GIVEN INSTRUCTION |
Transcribe each line of the material as it is, and drop any picture.

ROWS |
━━━━━━━━━━

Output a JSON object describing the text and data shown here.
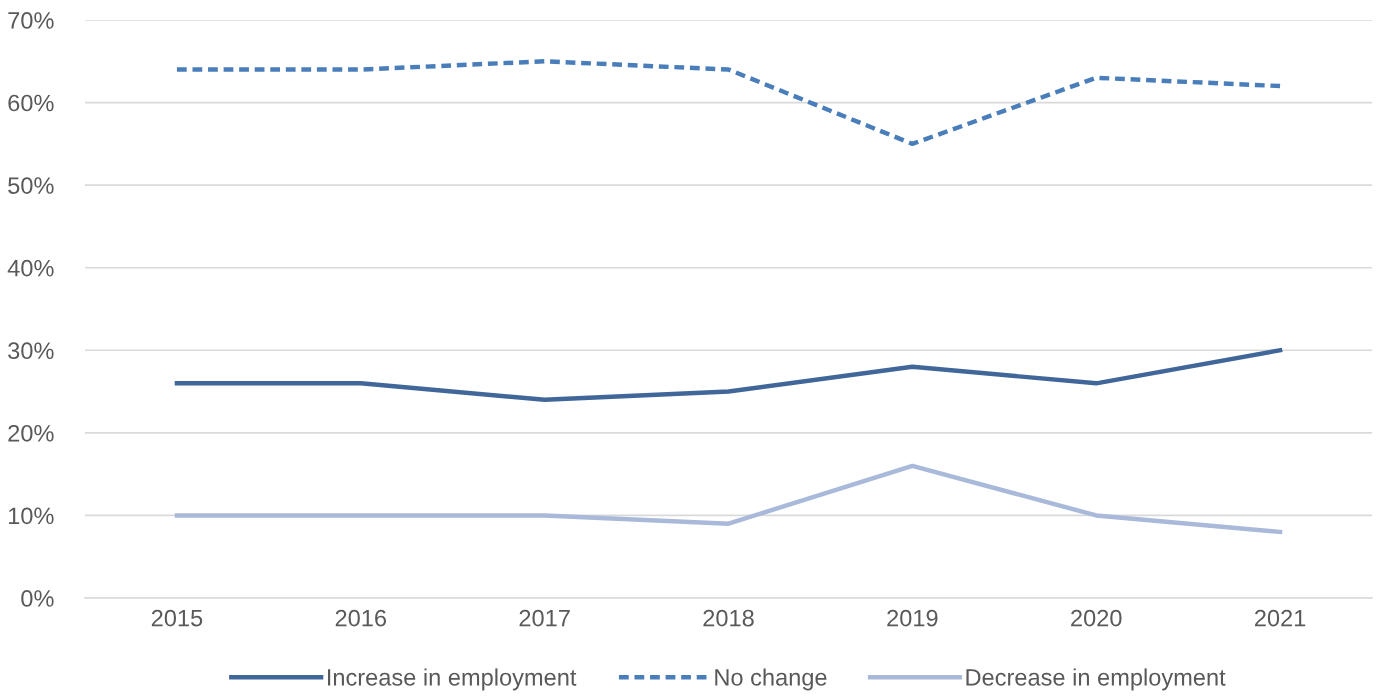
{
  "chart_data": {
    "type": "line",
    "categories": [
      "2015",
      "2016",
      "2017",
      "2018",
      "2019",
      "2020",
      "2021"
    ],
    "series": [
      {
        "name": "Increase in employment",
        "color": "#41679a",
        "line_style": "solid",
        "values": [
          26,
          26,
          24,
          25,
          28,
          26,
          30
        ]
      },
      {
        "name": "No change",
        "color": "#4a7ebb",
        "line_style": "dashed",
        "values": [
          64,
          64,
          65,
          64,
          55,
          63,
          62
        ]
      },
      {
        "name": "Decrease in employment",
        "color": "#a9b9d9",
        "line_style": "solid",
        "values": [
          10,
          10,
          10,
          9,
          16,
          10,
          8
        ]
      }
    ],
    "ylim": [
      0,
      70
    ],
    "yticks": [
      {
        "value": 0,
        "label": "0%"
      },
      {
        "value": 10,
        "label": "10%"
      },
      {
        "value": 20,
        "label": "20%"
      },
      {
        "value": 30,
        "label": "30%"
      },
      {
        "value": 40,
        "label": "40%"
      },
      {
        "value": 50,
        "label": "50%"
      },
      {
        "value": 60,
        "label": "60%"
      },
      {
        "value": 70,
        "label": "70%"
      }
    ],
    "grid": "y",
    "legend": "bottom",
    "marker": "none"
  }
}
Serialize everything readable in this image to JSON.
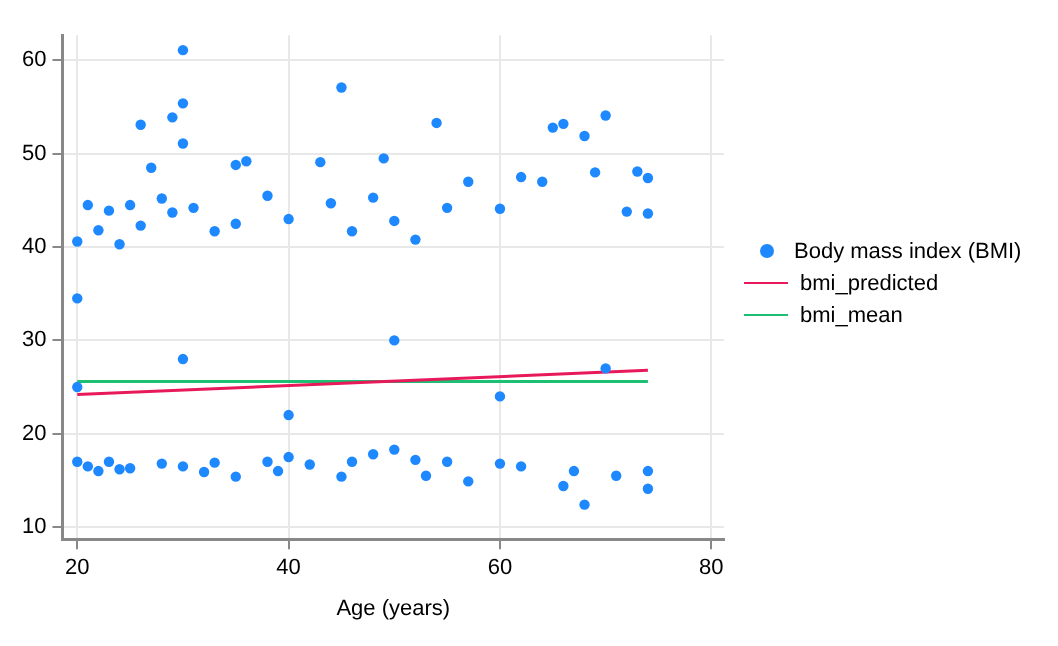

━━━━━━━━━━

WRITTEN RESPONSE |
Output a JSON object describing the text and data shown here.
{
  "chart_data": {
    "type": "line",
    "categories": [
      "2015",
      "2016",
      "2017",
      "2018",
      "2019",
      "2020",
      "2021"
    ],
    "series": [
      {
        "name": "Increase in employment",
        "color": "#41679a",
        "line_style": "solid",
        "values": [
          26,
          26,
          24,
          25,
          28,
          26,
          30
        ]
      },
      {
        "name": "No change",
        "color": "#4a7ebb",
        "line_style": "dashed",
        "values": [
          64,
          64,
          65,
          64,
          55,
          63,
          62
        ]
      },
      {
        "name": "Decrease in employment",
        "color": "#a9b9d9",
        "line_style": "solid",
        "values": [
          10,
          10,
          10,
          9,
          16,
          10,
          8
        ]
      }
    ],
    "ylim": [
      0,
      70
    ],
    "yticks": [
      {
        "value": 0,
        "label": "0%"
      },
      {
        "value": 10,
        "label": "10%"
      },
      {
        "value": 20,
        "label": "20%"
      },
      {
        "value": 30,
        "label": "30%"
      },
      {
        "value": 40,
        "label": "40%"
      },
      {
        "value": 50,
        "label": "50%"
      },
      {
        "value": 60,
        "label": "60%"
      },
      {
        "value": 70,
        "label": "70%"
      }
    ],
    "grid": "y",
    "legend": "bottom",
    "marker": "none"
  }
}
Serialize everything readable in this image to JSON.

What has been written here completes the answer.